### EXCERPTED DATA
# # # #

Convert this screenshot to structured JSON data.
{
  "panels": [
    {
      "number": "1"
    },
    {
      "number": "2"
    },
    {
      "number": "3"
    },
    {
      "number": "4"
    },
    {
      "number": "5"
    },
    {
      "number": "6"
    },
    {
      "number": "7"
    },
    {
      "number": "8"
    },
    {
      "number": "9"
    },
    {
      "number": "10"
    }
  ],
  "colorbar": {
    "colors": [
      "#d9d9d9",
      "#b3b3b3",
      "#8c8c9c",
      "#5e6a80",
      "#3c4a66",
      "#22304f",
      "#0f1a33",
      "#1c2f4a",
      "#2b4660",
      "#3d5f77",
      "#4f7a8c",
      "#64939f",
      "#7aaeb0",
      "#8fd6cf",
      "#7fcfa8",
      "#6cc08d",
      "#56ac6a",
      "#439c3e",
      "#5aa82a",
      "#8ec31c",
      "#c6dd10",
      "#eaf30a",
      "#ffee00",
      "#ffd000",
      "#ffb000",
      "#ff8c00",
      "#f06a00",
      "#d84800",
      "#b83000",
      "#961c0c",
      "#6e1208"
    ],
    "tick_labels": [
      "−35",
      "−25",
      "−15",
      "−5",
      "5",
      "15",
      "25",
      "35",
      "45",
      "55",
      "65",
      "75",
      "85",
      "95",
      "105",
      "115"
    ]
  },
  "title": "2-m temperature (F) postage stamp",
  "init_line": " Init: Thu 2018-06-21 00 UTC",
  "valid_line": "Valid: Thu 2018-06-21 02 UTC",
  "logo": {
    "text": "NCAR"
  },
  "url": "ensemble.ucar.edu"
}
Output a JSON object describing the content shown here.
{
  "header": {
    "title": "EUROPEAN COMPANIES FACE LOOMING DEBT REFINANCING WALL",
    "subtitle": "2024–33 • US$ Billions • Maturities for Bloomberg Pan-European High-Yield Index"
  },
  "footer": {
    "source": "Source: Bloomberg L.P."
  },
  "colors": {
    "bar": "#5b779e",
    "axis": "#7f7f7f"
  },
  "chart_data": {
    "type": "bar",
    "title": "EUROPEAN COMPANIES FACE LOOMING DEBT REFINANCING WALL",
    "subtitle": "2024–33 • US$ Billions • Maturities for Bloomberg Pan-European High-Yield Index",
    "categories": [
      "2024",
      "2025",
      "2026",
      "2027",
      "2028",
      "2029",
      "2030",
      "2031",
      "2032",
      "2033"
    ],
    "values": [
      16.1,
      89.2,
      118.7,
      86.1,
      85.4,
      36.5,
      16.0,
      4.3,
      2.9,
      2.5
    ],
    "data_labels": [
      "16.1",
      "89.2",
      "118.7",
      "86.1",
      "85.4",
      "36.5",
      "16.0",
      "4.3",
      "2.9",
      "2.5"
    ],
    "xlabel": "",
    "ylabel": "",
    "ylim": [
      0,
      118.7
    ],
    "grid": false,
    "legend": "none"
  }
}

# # # #

### REQUIREMENTS
Your task is to quote all of the data word for word.

### EXPECTED ANSWER
Convert this screenshot to structured JSON data.
{
  "panels": [
    {
      "number": "1"
    },
    {
      "number": "2"
    },
    {
      "number": "3"
    },
    {
      "number": "4"
    },
    {
      "number": "5"
    },
    {
      "number": "6"
    },
    {
      "number": "7"
    },
    {
      "number": "8"
    },
    {
      "number": "9"
    },
    {
      "number": "10"
    }
  ],
  "colorbar": {
    "colors": [
      "#d9d9d9",
      "#b3b3b3",
      "#8c8c9c",
      "#5e6a80",
      "#3c4a66",
      "#22304f",
      "#0f1a33",
      "#1c2f4a",
      "#2b4660",
      "#3d5f77",
      "#4f7a8c",
      "#64939f",
      "#7aaeb0",
      "#8fd6cf",
      "#7fcfa8",
      "#6cc08d",
      "#56ac6a",
      "#439c3e",
      "#5aa82a",
      "#8ec31c",
      "#c6dd10",
      "#eaf30a",
      "#ffee00",
      "#ffd000",
      "#ffb000",
      "#ff8c00",
      "#f06a00",
      "#d84800",
      "#b83000",
      "#961c0c",
      "#6e1208"
    ],
    "tick_labels": [
      "−35",
      "−25",
      "−15",
      "−5",
      "5",
      "15",
      "25",
      "35",
      "45",
      "55",
      "65",
      "75",
      "85",
      "95",
      "105",
      "115"
    ]
  },
  "title": "2-m temperature (F) postage stamp",
  "init_line": " Init: Thu 2018-06-21 00 UTC",
  "valid_line": "Valid: Thu 2018-06-21 02 UTC",
  "logo": {
    "text": "NCAR"
  },
  "url": "ensemble.ucar.edu"
}
Output a JSON object describing the content shown here.
{
  "header": {
    "title": "EUROPEAN COMPANIES FACE LOOMING DEBT REFINANCING WALL",
    "subtitle": "2024–33 • US$ Billions • Maturities for Bloomberg Pan-European High-Yield Index"
  },
  "footer": {
    "source": "Source: Bloomberg L.P."
  },
  "colors": {
    "bar": "#5b779e",
    "axis": "#7f7f7f"
  },
  "chart_data": {
    "type": "bar",
    "title": "EUROPEAN COMPANIES FACE LOOMING DEBT REFINANCING WALL",
    "subtitle": "2024–33 • US$ Billions • Maturities for Bloomberg Pan-European High-Yield Index",
    "categories": [
      "2024",
      "2025",
      "2026",
      "2027",
      "2028",
      "2029",
      "2030",
      "2031",
      "2032",
      "2033"
    ],
    "values": [
      16.1,
      89.2,
      118.7,
      86.1,
      85.4,
      36.5,
      16.0,
      4.3,
      2.9,
      2.5
    ],
    "data_labels": [
      "16.1",
      "89.2",
      "118.7",
      "86.1",
      "85.4",
      "36.5",
      "16.0",
      "4.3",
      "2.9",
      "2.5"
    ],
    "xlabel": "",
    "ylabel": "",
    "ylim": [
      0,
      118.7
    ],
    "grid": false,
    "legend": "none"
  }
}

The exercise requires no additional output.